> Records that describe figures:
--- Start ---
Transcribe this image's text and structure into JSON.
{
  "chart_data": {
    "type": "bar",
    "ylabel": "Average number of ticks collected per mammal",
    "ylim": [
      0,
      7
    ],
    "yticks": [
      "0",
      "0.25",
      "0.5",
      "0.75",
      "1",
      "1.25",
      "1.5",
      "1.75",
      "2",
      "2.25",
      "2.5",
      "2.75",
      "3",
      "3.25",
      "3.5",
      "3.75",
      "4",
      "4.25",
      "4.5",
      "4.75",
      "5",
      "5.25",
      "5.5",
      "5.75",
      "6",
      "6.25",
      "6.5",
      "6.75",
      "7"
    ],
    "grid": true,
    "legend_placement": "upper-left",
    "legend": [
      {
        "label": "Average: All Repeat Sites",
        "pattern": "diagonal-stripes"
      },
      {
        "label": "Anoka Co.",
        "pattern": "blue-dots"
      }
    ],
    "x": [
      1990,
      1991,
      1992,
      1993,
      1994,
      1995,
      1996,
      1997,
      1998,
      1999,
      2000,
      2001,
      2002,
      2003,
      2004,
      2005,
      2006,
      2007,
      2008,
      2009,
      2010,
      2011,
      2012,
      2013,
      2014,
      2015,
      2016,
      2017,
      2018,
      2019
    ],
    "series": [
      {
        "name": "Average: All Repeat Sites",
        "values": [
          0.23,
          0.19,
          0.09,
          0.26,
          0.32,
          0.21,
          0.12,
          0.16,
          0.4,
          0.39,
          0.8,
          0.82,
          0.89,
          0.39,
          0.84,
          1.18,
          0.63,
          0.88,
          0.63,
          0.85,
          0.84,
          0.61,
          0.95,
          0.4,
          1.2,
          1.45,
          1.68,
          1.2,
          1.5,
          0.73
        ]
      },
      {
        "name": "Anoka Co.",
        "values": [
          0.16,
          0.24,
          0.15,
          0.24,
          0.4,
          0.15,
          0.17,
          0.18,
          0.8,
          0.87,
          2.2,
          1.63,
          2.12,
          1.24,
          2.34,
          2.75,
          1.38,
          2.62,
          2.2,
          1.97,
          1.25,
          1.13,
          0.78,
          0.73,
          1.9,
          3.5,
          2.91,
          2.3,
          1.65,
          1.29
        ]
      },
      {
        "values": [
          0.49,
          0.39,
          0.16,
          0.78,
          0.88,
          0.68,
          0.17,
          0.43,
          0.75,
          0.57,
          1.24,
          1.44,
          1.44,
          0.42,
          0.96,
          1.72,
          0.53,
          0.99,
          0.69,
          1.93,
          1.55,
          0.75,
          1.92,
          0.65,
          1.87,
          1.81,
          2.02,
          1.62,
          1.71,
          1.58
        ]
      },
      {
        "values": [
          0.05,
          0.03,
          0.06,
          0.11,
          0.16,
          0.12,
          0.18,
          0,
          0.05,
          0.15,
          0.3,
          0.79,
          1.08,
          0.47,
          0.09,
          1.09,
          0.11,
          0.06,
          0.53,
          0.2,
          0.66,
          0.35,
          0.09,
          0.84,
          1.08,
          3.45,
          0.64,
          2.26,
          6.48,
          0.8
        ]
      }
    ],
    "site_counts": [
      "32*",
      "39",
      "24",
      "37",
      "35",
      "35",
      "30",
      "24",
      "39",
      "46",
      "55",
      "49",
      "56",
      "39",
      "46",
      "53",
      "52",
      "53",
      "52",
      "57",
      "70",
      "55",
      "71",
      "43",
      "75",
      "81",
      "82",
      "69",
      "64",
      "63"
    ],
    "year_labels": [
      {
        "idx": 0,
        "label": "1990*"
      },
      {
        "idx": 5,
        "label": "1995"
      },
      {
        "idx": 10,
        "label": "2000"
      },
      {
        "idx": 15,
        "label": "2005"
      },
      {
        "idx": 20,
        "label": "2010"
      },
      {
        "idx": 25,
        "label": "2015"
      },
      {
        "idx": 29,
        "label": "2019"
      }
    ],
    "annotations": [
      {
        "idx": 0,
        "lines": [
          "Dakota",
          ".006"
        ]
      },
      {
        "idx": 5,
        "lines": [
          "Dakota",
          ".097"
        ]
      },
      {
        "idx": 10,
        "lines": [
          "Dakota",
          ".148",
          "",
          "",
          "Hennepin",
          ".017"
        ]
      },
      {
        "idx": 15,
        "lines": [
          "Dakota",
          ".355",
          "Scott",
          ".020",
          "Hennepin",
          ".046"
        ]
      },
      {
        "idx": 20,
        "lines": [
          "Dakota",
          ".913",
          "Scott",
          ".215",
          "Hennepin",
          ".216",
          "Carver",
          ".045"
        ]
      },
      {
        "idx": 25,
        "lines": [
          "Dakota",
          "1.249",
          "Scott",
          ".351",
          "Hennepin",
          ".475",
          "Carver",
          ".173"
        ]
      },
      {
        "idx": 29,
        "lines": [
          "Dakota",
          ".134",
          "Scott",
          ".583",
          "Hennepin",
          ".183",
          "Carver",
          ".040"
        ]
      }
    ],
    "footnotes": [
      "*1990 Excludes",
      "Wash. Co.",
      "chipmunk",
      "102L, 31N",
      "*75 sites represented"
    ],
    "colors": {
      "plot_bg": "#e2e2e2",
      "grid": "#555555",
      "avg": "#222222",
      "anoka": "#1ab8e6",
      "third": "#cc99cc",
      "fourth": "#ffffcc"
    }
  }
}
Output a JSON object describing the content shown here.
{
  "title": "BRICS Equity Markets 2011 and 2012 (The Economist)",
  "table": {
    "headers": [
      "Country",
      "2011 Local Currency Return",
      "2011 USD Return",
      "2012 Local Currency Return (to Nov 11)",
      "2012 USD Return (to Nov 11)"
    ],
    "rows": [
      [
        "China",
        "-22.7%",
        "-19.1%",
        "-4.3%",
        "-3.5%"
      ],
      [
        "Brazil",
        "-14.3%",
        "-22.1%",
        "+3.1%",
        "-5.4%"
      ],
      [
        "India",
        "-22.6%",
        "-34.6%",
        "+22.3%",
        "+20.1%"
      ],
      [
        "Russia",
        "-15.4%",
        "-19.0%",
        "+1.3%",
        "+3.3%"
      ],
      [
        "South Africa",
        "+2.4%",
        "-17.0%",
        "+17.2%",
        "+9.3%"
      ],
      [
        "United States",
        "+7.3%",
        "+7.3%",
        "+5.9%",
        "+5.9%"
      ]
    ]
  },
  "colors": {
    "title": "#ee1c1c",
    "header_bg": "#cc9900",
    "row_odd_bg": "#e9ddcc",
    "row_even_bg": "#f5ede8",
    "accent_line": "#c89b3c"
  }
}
--- End ---
> PROBLEM DETAILS:
Each of the records should be retyped exactly.

> TASK ANSWER:
Transcribe this image's text and structure into JSON.
{
  "chart_data": {
    "type": "bar",
    "ylabel": "Average number of ticks collected per mammal",
    "ylim": [
      0,
      7
    ],
    "yticks": [
      "0",
      "0.25",
      "0.5",
      "0.75",
      "1",
      "1.25",
      "1.5",
      "1.75",
      "2",
      "2.25",
      "2.5",
      "2.75",
      "3",
      "3.25",
      "3.5",
      "3.75",
      "4",
      "4.25",
      "4.5",
      "4.75",
      "5",
      "5.25",
      "5.5",
      "5.75",
      "6",
      "6.25",
      "6.5",
      "6.75",
      "7"
    ],
    "grid": true,
    "legend_placement": "upper-left",
    "legend": [
      {
        "label": "Average: All Repeat Sites",
        "pattern": "diagonal-stripes"
      },
      {
        "label": "Anoka Co.",
        "pattern": "blue-dots"
      }
    ],
    "x": [
      1990,
      1991,
      1992,
      1993,
      1994,
      1995,
      1996,
      1997,
      1998,
      1999,
      2000,
      2001,
      2002,
      2003,
      2004,
      2005,
      2006,
      2007,
      2008,
      2009,
      2010,
      2011,
      2012,
      2013,
      2014,
      2015,
      2016,
      2017,
      2018,
      2019
    ],
    "series": [
      {
        "name": "Average: All Repeat Sites",
        "values": [
          0.23,
          0.19,
          0.09,
          0.26,
          0.32,
          0.21,
          0.12,
          0.16,
          0.4,
          0.39,
          0.8,
          0.82,
          0.89,
          0.39,
          0.84,
          1.18,
          0.63,
          0.88,
          0.63,
          0.85,
          0.84,
          0.61,
          0.95,
          0.4,
          1.2,
          1.45,
          1.68,
          1.2,
          1.5,
          0.73
        ]
      },
      {
        "name": "Anoka Co.",
        "values": [
          0.16,
          0.24,
          0.15,
          0.24,
          0.4,
          0.15,
          0.17,
          0.18,
          0.8,
          0.87,
          2.2,
          1.63,
          2.12,
          1.24,
          2.34,
          2.75,
          1.38,
          2.62,
          2.2,
          1.97,
          1.25,
          1.13,
          0.78,
          0.73,
          1.9,
          3.5,
          2.91,
          2.3,
          1.65,
          1.29
        ]
      },
      {
        "values": [
          0.49,
          0.39,
          0.16,
          0.78,
          0.88,
          0.68,
          0.17,
          0.43,
          0.75,
          0.57,
          1.24,
          1.44,
          1.44,
          0.42,
          0.96,
          1.72,
          0.53,
          0.99,
          0.69,
          1.93,
          1.55,
          0.75,
          1.92,
          0.65,
          1.87,
          1.81,
          2.02,
          1.62,
          1.71,
          1.58
        ]
      },
      {
        "values": [
          0.05,
          0.03,
          0.06,
          0.11,
          0.16,
          0.12,
          0.18,
          0,
          0.05,
          0.15,
          0.3,
          0.79,
          1.08,
          0.47,
          0.09,
          1.09,
          0.11,
          0.06,
          0.53,
          0.2,
          0.66,
          0.35,
          0.09,
          0.84,
          1.08,
          3.45,
          0.64,
          2.26,
          6.48,
          0.8
        ]
      }
    ],
    "site_counts": [
      "32*",
      "39",
      "24",
      "37",
      "35",
      "35",
      "30",
      "24",
      "39",
      "46",
      "55",
      "49",
      "56",
      "39",
      "46",
      "53",
      "52",
      "53",
      "52",
      "57",
      "70",
      "55",
      "71",
      "43",
      "75",
      "81",
      "82",
      "69",
      "64",
      "63"
    ],
    "year_labels": [
      {
        "idx": 0,
        "label": "1990*"
      },
      {
        "idx": 5,
        "label": "1995"
      },
      {
        "idx": 10,
        "label": "2000"
      },
      {
        "idx": 15,
        "label": "2005"
      },
      {
        "idx": 20,
        "label": "2010"
      },
      {
        "idx": 25,
        "label": "2015"
      },
      {
        "idx": 29,
        "label": "2019"
      }
    ],
    "annotations": [
      {
        "idx": 0,
        "lines": [
          "Dakota",
          ".006"
        ]
      },
      {
        "idx": 5,
        "lines": [
          "Dakota",
          ".097"
        ]
      },
      {
        "idx": 10,
        "lines": [
          "Dakota",
          ".148",
          "",
          "",
          "Hennepin",
          ".017"
        ]
      },
      {
        "idx": 15,
        "lines": [
          "Dakota",
          ".355",
          "Scott",
          ".020",
          "Hennepin",
          ".046"
        ]
      },
      {
        "idx": 20,
        "lines": [
          "Dakota",
          ".913",
          "Scott",
          ".215",
          "Hennepin",
          ".216",
          "Carver",
          ".045"
        ]
      },
      {
        "idx": 25,
        "lines": [
          "Dakota",
          "1.249",
          "Scott",
          ".351",
          "Hennepin",
          ".475",
          "Carver",
          ".173"
        ]
      },
      {
        "idx": 29,
        "lines": [
          "Dakota",
          ".134",
          "Scott",
          ".583",
          "Hennepin",
          ".183",
          "Carver",
          ".040"
        ]
      }
    ],
    "footnotes": [
      "*1990 Excludes",
      "Wash. Co.",
      "chipmunk",
      "102L, 31N",
      "*75 sites represented"
    ],
    "colors": {
      "plot_bg": "#e2e2e2",
      "grid": "#555555",
      "avg": "#222222",
      "anoka": "#1ab8e6",
      "third": "#cc99cc",
      "fourth": "#ffffcc"
    }
  }
}
Output a JSON object describing the content shown here.
{
  "title": "BRICS Equity Markets 2011 and 2012 (The Economist)",
  "table": {
    "headers": [
      "Country",
      "2011 Local Currency Return",
      "2011 USD Return",
      "2012 Local Currency Return (to Nov 11)",
      "2012 USD Return (to Nov 11)"
    ],
    "rows": [
      [
        "China",
        "-22.7%",
        "-19.1%",
        "-4.3%",
        "-3.5%"
      ],
      [
        "Brazil",
        "-14.3%",
        "-22.1%",
        "+3.1%",
        "-5.4%"
      ],
      [
        "India",
        "-22.6%",
        "-34.6%",
        "+22.3%",
        "+20.1%"
      ],
      [
        "Russia",
        "-15.4%",
        "-19.0%",
        "+1.3%",
        "+3.3%"
      ],
      [
        "South Africa",
        "+2.4%",
        "-17.0%",
        "+17.2%",
        "+9.3%"
      ],
      [
        "United States",
        "+7.3%",
        "+7.3%",
        "+5.9%",
        "+5.9%"
      ]
    ]
  },
  "colors": {
    "title": "#ee1c1c",
    "header_bg": "#cc9900",
    "row_odd_bg": "#e9ddcc",
    "row_even_bg": "#f5ede8",
    "accent_line": "#c89b3c"
  }
}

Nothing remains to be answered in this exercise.